:: Written task ::
Select every line holding the word "text" and copy it.

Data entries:

..........

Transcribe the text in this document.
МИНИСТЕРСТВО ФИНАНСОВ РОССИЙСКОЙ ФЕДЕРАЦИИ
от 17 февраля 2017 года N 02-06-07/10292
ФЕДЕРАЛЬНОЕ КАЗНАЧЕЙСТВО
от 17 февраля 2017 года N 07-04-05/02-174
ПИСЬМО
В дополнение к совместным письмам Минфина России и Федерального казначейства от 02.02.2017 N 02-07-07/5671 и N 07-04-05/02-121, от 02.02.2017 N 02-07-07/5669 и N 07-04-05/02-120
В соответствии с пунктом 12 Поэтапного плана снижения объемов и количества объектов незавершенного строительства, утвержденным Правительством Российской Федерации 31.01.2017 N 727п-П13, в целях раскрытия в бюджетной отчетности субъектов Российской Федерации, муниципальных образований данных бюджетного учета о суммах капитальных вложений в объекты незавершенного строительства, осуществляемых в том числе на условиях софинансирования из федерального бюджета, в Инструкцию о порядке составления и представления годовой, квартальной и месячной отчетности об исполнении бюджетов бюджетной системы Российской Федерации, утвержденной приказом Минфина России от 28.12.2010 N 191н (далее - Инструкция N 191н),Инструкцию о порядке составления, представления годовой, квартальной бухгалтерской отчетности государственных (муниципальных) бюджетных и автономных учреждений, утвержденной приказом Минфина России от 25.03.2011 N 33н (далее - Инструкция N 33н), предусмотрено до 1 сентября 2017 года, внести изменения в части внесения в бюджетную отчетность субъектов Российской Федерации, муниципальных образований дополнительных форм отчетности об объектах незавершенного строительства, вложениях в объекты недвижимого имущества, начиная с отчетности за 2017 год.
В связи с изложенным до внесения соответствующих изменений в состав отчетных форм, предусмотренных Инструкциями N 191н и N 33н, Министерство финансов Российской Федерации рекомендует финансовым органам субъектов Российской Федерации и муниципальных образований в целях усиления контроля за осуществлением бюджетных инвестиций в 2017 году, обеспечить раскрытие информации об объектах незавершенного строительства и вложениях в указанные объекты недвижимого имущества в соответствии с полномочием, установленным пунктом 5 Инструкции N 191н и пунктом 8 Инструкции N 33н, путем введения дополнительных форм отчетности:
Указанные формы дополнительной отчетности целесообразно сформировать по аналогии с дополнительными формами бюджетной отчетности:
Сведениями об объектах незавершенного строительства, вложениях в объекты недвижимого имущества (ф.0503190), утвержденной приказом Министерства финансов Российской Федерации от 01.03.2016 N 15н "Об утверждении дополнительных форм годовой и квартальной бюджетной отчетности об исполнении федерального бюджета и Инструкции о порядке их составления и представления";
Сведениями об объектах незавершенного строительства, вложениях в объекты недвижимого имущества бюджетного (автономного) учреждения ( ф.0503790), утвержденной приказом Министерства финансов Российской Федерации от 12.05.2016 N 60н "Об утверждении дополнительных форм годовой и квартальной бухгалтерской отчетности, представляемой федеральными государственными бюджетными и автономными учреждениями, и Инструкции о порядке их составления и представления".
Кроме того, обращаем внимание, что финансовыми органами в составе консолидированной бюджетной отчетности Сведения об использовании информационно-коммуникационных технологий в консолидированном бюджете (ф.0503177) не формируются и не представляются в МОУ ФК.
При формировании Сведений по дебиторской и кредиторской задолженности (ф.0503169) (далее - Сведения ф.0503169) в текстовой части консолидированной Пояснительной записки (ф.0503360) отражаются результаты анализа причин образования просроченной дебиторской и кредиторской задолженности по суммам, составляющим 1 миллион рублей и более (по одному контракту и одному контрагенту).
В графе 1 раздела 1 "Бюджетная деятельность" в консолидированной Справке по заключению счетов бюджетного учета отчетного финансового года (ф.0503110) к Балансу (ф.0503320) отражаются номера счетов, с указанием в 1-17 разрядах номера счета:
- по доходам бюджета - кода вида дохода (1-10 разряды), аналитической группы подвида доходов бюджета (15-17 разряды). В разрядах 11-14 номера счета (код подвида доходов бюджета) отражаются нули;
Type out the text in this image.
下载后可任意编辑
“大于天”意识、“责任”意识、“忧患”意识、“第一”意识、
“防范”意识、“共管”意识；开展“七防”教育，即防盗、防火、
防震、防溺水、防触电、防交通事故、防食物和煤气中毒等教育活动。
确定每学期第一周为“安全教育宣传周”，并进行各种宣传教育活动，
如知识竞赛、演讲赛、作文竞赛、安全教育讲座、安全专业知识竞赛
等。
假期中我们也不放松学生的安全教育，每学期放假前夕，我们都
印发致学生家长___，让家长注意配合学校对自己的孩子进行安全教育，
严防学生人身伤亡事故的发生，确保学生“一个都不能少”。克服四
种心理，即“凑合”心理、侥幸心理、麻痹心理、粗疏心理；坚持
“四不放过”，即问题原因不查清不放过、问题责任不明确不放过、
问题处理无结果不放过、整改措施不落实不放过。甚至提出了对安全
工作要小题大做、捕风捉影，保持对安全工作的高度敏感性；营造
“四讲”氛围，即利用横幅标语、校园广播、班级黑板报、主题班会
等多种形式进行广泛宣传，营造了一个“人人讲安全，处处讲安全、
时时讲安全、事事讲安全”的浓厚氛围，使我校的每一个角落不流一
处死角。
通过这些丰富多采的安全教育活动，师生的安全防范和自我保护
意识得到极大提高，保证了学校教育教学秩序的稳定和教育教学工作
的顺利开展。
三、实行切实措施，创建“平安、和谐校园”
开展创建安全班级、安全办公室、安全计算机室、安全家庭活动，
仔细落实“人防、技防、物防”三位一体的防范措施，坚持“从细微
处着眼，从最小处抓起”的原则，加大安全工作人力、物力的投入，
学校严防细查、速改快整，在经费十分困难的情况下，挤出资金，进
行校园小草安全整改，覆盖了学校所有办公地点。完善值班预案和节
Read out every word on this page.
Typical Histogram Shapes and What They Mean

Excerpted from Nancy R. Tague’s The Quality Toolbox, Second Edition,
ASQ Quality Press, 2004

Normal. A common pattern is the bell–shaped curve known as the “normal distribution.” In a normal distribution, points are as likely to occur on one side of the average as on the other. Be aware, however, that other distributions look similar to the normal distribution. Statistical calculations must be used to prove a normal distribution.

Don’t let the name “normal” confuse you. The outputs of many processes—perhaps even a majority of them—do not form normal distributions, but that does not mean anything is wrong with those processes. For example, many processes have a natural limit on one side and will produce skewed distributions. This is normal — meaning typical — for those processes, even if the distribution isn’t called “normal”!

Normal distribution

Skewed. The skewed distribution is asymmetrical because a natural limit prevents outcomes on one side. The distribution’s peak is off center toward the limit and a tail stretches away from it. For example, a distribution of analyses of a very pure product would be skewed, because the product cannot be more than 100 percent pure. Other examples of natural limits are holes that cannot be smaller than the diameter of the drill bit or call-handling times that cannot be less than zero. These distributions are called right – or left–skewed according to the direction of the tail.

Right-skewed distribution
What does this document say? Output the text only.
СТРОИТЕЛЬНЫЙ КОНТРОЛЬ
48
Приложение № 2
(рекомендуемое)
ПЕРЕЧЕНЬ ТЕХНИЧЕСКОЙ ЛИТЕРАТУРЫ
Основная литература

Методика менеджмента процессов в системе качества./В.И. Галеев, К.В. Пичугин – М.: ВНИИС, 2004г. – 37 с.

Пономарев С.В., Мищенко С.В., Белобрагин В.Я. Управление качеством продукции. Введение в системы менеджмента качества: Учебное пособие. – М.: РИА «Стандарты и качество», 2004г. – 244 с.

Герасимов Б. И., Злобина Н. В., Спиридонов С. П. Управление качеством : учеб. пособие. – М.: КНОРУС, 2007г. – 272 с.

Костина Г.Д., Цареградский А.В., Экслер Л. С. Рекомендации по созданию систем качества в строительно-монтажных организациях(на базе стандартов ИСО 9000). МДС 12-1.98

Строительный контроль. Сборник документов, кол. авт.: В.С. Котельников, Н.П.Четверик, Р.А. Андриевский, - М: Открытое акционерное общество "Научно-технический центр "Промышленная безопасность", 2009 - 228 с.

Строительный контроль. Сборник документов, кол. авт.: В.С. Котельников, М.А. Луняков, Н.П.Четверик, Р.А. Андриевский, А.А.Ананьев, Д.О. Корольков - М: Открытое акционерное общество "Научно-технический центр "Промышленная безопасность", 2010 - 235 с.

..........

:: Exercise response ::
Transcribe the text in this document.
Type out the text in this image.
What does this document say? Output the text only.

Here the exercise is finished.